**Work instructions**. Pull out every line below that contains the word "rural".
* * * * *
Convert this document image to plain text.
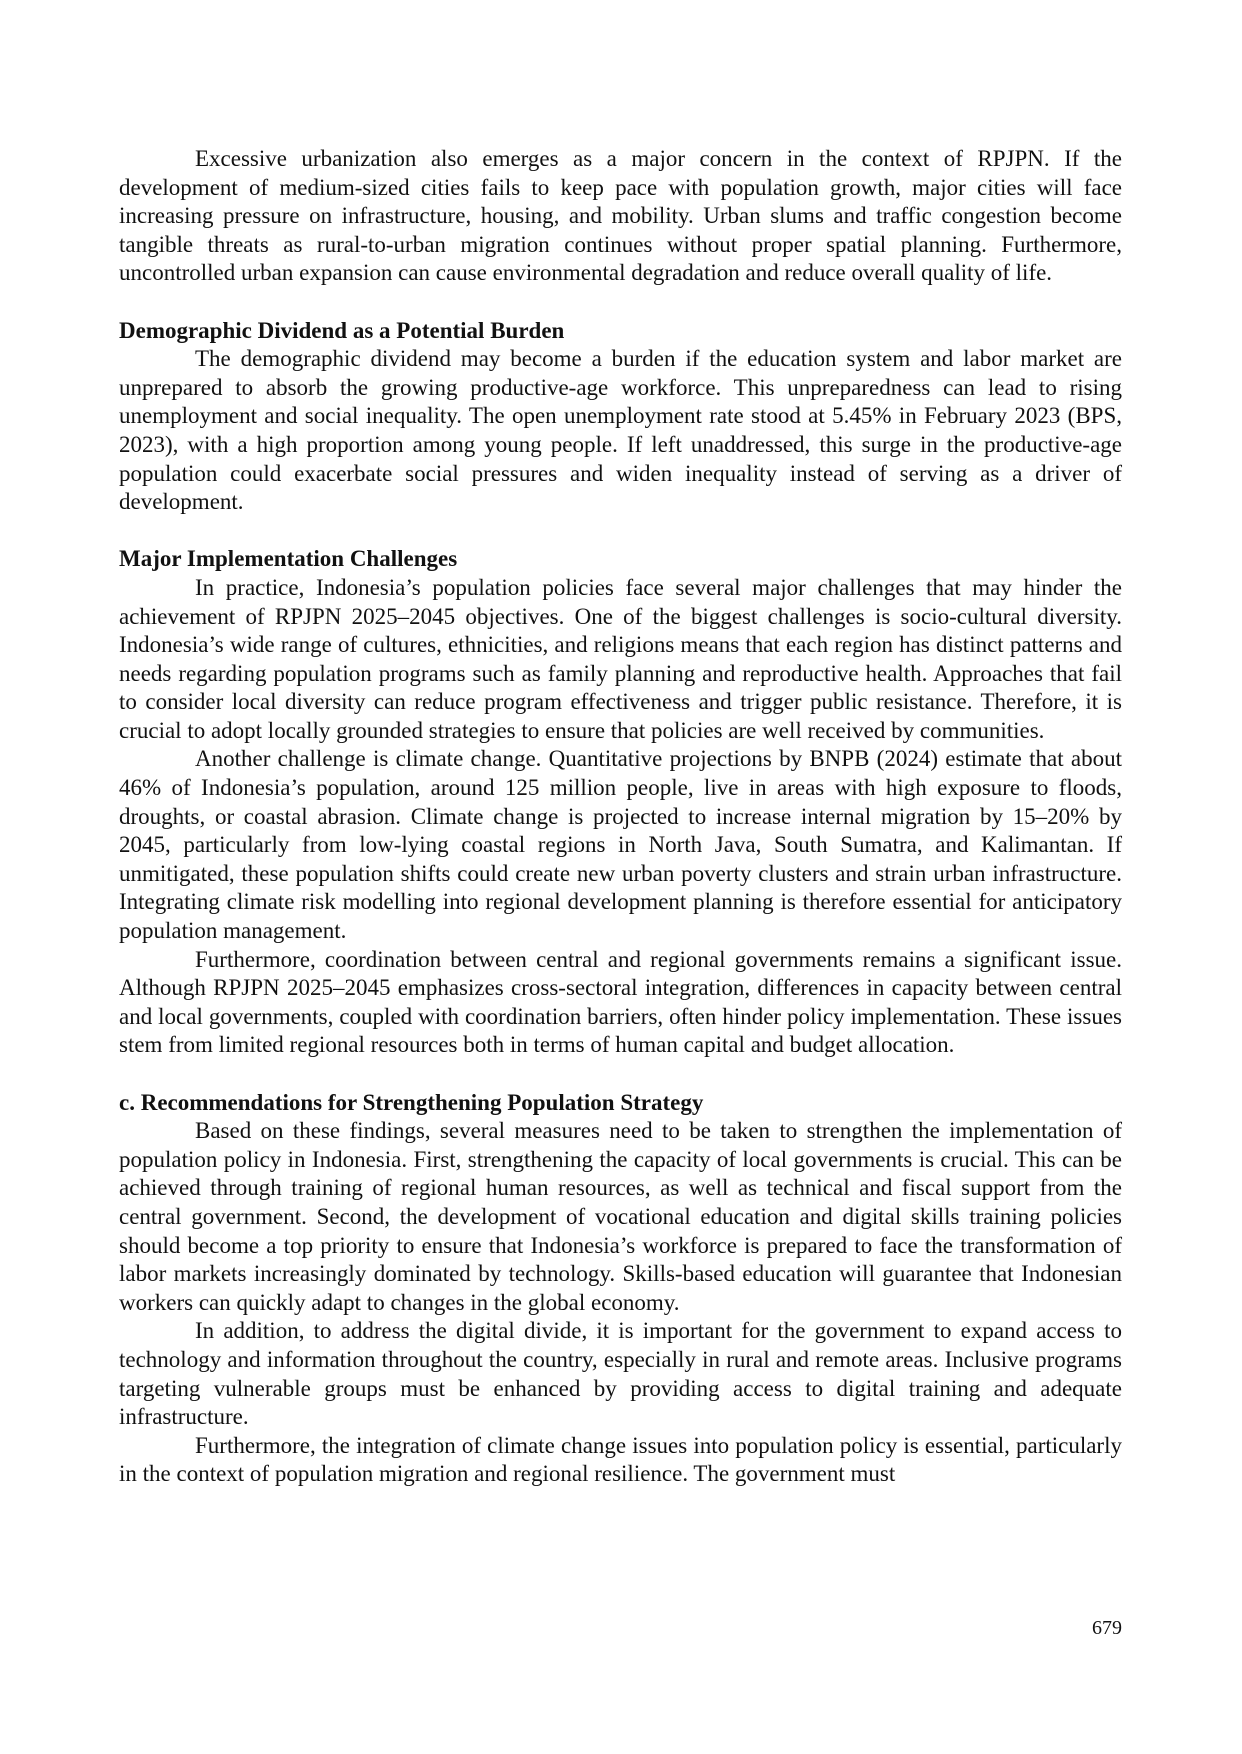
Excessive urbanization also emerges as a major concern in the context of RPJPN. If the development of medium-sized cities fails to keep pace with population growth, major cities will face increasing pressure on infrastructure, housing, and mobility. Urban slums and traffic congestion become tangible threats as rural-to-urban migration continues without proper spatial planning. Furthermore, uncontrolled urban expansion can cause environmental degradation and reduce overall quality of life.

Demographic Dividend as a Potential Burden

The demographic dividend may become a burden if the education system and labor market are unprepared to absorb the growing productive-age workforce. This unpreparedness can lead to rising unemployment and social inequality. The open unemployment rate stood at 5.45% in February 2023 (BPS, 2023), with a high proportion among young people. If left unaddressed, this surge in the productive-age population could exacerbate social pressures and widen inequality instead of serving as a driver of development.

Major Implementation Challenges

In practice, Indonesia’s population policies face several major challenges that may hinder the achievement of RPJPN 2025–2045 objectives. One of the biggest challenges is socio-cultural diversity. Indonesia’s wide range of cultures, ethnicities, and religions means that each region has distinct patterns and needs regarding population programs such as family planning and reproductive health. Approaches that fail to consider local diversity can reduce program effectiveness and trigger public resistance. Therefore, it is crucial to adopt locally grounded strategies to ensure that policies are well received by communities.

Another challenge is climate change. Quantitative projections by BNPB (2024) estimate that about 46% of Indonesia’s population, around 125 million people, live in areas with high exposure to floods, droughts, or coastal abrasion. Climate change is projected to increase internal migration by 15–20% by 2045, particularly from low-lying coastal regions in North Java, South Sumatra, and Kalimantan. If unmitigated, these population shifts could create new urban poverty clusters and strain urban infrastructure. Integrating climate risk modelling into regional development planning is therefore essential for anticipatory population management.

Furthermore, coordination between central and regional governments remains a significant issue. Although RPJPN 2025–2045 emphasizes cross-sectoral integration, differences in capacity between central and local governments, coupled with coordination barriers, often hinder policy implementation. These issues stem from limited regional resources both in terms of human capital and budget allocation.

c. Recommendations for Strengthening Population Strategy

Based on these findings, several measures need to be taken to strengthen the implementation of population policy in Indonesia. First, strengthening the capacity of local governments is crucial. This can be achieved through training of regional human resources, as well as technical and fiscal support from the central government. Second, the development of vocational education and digital skills training policies should become a top priority to ensure that Indonesia’s workforce is prepared to face the transformation of labor markets increasingly dominated by technology. Skills-based education will guarantee that Indonesian workers can quickly adapt to changes in the global economy.

In addition, to address the digital divide, it is important for the government to expand access to technology and information throughout the country, especially in rural and remote areas. Inclusive programs targeting vulnerable groups must be enhanced by providing access to digital training and adequate infrastructure.

Furthermore, the integration of climate change issues into population policy is essential, particularly in the context of population migration and regional resilience. The government must

679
* * * * *
**Expected output**.
Excessive urbanization also emerges as a major concern in the context of RPJPN. If the development of medium-sized cities fails to keep pace with population growth, major cities will face increasing pressure on infrastructure, housing, and mobility. Urban slums and traffic congestion become tangible threats as rural-to-urban migration continues without proper spatial planning. Furthermore, uncontrolled urban expansion can cause environmental degradation and reduce overall quality of life.
In addition, to address the digital divide, it is important for the government to expand access to technology and information throughout the country, especially in rural and remote areas. Inclusive programs targeting vulnerable groups must be enhanced by providing access to digital training and adequate infrastructure.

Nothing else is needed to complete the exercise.